Chart and figure data:
______________________________
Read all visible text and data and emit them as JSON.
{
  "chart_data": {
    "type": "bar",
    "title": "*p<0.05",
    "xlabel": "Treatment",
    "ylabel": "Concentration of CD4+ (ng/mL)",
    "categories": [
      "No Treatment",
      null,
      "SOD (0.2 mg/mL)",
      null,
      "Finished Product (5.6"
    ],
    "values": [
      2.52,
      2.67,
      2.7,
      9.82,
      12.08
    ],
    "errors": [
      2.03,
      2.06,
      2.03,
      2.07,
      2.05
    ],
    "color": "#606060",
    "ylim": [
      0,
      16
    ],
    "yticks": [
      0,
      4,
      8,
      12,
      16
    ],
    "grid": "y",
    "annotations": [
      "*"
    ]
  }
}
______________________________
- Do this -
Transcribe the full listing above without leaving anything out.

- Exercise output -
Read all visible text and data and emit them as JSON.
{
  "chart_data": {
    "type": "bar",
    "title": "*p<0.05",
    "xlabel": "Treatment",
    "ylabel": "Concentration of CD4+ (ng/mL)",
    "categories": [
      "No Treatment",
      null,
      "SOD (0.2 mg/mL)",
      null,
      "Finished Product (5.6"
    ],
    "values": [
      2.52,
      2.67,
      2.7,
      9.82,
      12.08
    ],
    "errors": [
      2.03,
      2.06,
      2.03,
      2.07,
      2.05
    ],
    "color": "#606060",
    "ylim": [
      0,
      16
    ],
    "yticks": [
      0,
      4,
      8,
      12,
      16
    ],
    "grid": "y",
    "annotations": [
      "*"
    ]
  }
}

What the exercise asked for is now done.